= INPUT =

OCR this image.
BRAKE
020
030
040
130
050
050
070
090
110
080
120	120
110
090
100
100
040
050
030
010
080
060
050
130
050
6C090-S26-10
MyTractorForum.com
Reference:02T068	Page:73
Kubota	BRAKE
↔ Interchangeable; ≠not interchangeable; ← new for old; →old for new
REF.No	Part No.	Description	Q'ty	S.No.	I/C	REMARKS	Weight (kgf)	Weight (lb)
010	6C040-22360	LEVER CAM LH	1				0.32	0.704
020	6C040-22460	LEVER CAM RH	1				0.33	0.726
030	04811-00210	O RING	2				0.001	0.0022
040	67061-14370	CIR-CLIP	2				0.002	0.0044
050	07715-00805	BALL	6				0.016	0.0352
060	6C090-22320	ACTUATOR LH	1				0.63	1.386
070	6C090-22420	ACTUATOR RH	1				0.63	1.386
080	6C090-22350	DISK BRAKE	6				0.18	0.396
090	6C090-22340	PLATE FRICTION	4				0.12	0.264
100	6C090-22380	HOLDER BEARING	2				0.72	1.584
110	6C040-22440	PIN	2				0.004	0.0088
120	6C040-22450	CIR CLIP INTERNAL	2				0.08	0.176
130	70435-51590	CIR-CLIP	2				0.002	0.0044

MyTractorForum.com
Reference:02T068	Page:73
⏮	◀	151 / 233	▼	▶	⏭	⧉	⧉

= EXERCISE INSTRUCTIONS =
Please output the complete data exactly.

= RESPONSE TO THIS EXERCISE =
OCR this image.
BRAKE
020
030
040
130
050
050
070
090
110
080
120	120
110
090
100
100
040
050
030
010
080
060
050
130
050
6C090-S26-10
MyTractorForum.com
Reference:02T068	Page:73
Kubota	BRAKE
↔ Interchangeable; ≠not interchangeable; ← new for old; →old for new
REF.No	Part No.	Description	Q'ty	S.No.	I/C	REMARKS	Weight (kgf)	Weight (lb)
010	6C040-22360	LEVER CAM LH	1				0.32	0.704
020	6C040-22460	LEVER CAM RH	1				0.33	0.726
030	04811-00210	O RING	2				0.001	0.0022
040	67061-14370	CIR-CLIP	2				0.002	0.0044
050	07715-00805	BALL	6				0.016	0.0352
060	6C090-22320	ACTUATOR LH	1				0.63	1.386
070	6C090-22420	ACTUATOR RH	1				0.63	1.386
080	6C090-22350	DISK BRAKE	6				0.18	0.396
090	6C090-22340	PLATE FRICTION	4				0.12	0.264
100	6C090-22380	HOLDER BEARING	2				0.72	1.584
110	6C040-22440	PIN	2				0.004	0.0088
120	6C040-22450	CIR CLIP INTERNAL	2				0.08	0.176
130	70435-51590	CIR-CLIP	2				0.002	0.0044

MyTractorForum.com
Reference:02T068	Page:73
⏮	◀	151 / 233	▼	▶	⏭	⧉	⧉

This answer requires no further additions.